[Task instructions]
1 > Copy the entries verbatim, from the first line of the entries up to and including the line that contains "deposit-load-bar — [437, 795, 470, 862]".
2 > Extend the excerpt on regularized estimators and maximum likelihood, picking up after its last line.

The MLE's powerful theoretical guarantees provide an important foundation for Deep Learning's success. 
So, we should be curious as to when our new estimation paradigms are equivalent to MLEs. 
Theory is a guide to the statistical researcher. 

**LEMMA 1:** 

Let the following solution exist uniquely. 

$$ \hat \theta_L = \arg \max_{\theta \in \Theta} n^{-1} \log f_X(X;\theta) - \lambda g(\theta) $$

Then then there exists linear subspace $H \subset \Theta$ 
such that $\hat \theta_L$ is the solution to the following optimization program. 

$$ \hat \theta_L = \arg \max_{\theta \in H} \log f_X(X; \theta) $$

**PROOF:** 

Define $\hat{\mathcal{L}} := n^{-1} \log f_X(X;\theta) - \lambda g(\theta)$. 
Since $\hat \theta_L = \arg \max_{\theta \in \Theta} \hat{\mathcal{L}}$ exists uniquely, 
and $\log f_X, g$ are differentiable, so we are guaranteed that 

1. $\nabla_\theta \hat{\mathcal{L}} = 0$ and 
2. $\nabla_\lambda \hat{\mathcal{L}} = 0$.

[Information provided]
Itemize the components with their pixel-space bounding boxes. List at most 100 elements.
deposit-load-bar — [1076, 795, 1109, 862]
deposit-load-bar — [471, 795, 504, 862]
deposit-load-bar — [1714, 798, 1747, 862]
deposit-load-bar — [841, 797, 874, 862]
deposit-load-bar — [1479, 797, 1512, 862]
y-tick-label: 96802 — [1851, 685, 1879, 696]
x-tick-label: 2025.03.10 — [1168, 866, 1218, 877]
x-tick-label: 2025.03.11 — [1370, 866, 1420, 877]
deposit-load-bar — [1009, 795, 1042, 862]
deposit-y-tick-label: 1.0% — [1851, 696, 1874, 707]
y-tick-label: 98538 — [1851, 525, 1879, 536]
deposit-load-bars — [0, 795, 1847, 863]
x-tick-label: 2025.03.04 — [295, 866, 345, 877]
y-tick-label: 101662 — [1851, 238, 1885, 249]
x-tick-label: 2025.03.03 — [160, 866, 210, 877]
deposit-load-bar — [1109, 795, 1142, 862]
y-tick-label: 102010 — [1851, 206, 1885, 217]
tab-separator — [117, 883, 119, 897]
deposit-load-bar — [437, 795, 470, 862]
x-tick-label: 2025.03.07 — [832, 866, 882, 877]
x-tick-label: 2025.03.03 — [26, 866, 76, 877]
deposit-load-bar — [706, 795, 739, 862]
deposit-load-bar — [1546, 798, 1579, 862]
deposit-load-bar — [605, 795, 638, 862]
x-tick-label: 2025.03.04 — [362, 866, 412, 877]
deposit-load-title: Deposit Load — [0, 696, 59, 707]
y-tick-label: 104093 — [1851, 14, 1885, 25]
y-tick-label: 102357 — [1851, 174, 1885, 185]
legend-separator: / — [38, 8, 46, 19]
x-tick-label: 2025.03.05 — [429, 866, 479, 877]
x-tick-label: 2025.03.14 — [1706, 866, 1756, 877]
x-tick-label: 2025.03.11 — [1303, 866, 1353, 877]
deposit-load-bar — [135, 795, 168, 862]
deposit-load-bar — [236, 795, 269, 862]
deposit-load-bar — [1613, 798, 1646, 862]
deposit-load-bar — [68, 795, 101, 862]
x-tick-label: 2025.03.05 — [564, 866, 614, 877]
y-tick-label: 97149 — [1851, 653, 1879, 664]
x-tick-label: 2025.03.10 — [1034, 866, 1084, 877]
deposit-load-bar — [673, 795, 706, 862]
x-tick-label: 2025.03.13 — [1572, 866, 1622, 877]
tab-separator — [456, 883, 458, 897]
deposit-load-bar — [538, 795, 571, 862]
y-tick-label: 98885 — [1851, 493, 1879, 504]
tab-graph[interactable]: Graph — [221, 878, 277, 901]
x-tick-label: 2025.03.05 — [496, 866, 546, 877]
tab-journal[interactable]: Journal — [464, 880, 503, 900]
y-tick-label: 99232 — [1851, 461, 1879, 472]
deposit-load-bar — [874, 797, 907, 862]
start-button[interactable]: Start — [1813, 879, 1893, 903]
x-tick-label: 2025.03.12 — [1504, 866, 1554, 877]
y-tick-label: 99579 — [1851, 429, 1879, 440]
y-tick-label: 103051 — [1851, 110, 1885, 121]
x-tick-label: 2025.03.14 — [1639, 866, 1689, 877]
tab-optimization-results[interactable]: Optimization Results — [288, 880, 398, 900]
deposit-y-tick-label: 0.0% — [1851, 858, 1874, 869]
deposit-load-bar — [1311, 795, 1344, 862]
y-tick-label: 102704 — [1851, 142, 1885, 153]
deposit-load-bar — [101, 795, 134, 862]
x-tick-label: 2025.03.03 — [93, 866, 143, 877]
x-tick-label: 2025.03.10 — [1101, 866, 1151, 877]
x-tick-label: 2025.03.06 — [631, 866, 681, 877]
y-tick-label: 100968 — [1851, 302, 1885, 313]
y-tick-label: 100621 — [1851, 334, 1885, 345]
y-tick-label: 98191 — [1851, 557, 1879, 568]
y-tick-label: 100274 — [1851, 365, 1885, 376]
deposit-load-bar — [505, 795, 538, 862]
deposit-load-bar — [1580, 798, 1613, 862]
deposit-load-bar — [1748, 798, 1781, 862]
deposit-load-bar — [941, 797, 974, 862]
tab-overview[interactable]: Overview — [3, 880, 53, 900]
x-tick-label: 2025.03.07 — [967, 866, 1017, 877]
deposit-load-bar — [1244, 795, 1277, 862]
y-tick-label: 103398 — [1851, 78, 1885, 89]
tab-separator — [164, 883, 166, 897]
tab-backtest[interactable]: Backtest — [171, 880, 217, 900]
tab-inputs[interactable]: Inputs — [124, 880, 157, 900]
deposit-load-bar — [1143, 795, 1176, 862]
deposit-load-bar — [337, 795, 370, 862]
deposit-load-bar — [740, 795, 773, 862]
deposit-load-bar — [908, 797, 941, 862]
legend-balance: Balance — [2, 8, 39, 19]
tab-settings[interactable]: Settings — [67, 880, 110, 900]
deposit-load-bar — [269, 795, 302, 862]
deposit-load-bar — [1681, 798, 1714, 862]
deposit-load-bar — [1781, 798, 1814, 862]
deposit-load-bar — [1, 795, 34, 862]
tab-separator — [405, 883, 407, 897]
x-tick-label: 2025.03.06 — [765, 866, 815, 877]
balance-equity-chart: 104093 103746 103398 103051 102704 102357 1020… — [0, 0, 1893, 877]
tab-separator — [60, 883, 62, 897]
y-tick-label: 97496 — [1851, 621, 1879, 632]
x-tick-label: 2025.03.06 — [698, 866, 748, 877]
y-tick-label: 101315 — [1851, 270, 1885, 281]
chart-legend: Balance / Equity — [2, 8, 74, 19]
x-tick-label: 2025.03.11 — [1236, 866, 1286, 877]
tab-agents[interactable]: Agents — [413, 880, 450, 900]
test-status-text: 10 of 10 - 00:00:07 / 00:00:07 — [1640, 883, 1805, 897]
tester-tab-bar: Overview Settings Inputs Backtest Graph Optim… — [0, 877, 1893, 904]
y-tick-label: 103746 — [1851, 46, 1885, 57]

[Answer set]
1 >
Itemize the components with their pixel-space bounding boxes. List at most 100 elements.
deposit-load-bar — [1076, 795, 1109, 862]
deposit-load-bar — [471, 795, 504, 862]
deposit-load-bar — [1714, 798, 1747, 862]
deposit-load-bar — [841, 797, 874, 862]
deposit-load-bar — [1479, 797, 1512, 862]
y-tick-label: 96802 — [1851, 685, 1879, 696]
x-tick-label: 2025.03.10 — [1168, 866, 1218, 877]
x-tick-label: 2025.03.11 — [1370, 866, 1420, 877]
deposit-load-bar — [1009, 795, 1042, 862]
deposit-y-tick-label: 1.0% — [1851, 696, 1874, 707]
y-tick-label: 98538 — [1851, 525, 1879, 536]
deposit-load-bars — [0, 795, 1847, 863]
x-tick-label: 2025.03.04 — [295, 866, 345, 877]
y-tick-label: 101662 — [1851, 238, 1885, 249]
x-tick-label: 2025.03.03 — [160, 866, 210, 877]
deposit-load-bar — [1109, 795, 1142, 862]
y-tick-label: 102010 — [1851, 206, 1885, 217]
tab-separator — [117, 883, 119, 897]
deposit-load-bar — [437, 795, 470, 862]

2 >
There exists $c = g(\hat \theta_L)$ 
and $\mathcal{L} := n^{-1} \log f_X(X;\theta) - \lambda( g(\theta) - c )$ such that 

3. $\nabla_\theta \hat{\mathcal{L}} = \nabla_\theta \mathcal{L} = 0$ and 
4. $\nabla_\lambda \mathcal{L} = c$. 

By (4), $\theta \in g^{-1}(c)$. 
For $\theta$ sufficiently near $\hat \theta_L$, $g^{-1}(\theta) \approx \left( J_{g, \hat \theta_L} \right)^{-1} \left(\theta - \hat \theta_L \right)$ by the inverse function theorem (TODO: check calcs, and use Constant Rank Theorem instead). 
Define this local linear subspace as $H := \left\{ \theta \; : \; \eta \; s.t. \; \exists \theta \; \& \; \eta = \left( J_{g, \hat \theta_L} \right)^{-1} \left(\theta - \hat \theta_L \right) \right\}$ or $H$-space. 

Since $\nabla_\theta \hat{\mathcal{L}} = 0$ also holds, 
$\mathcal{L}$ is a Langrangian constraining $\theta$ to linear subspace $H \subset \Theta$.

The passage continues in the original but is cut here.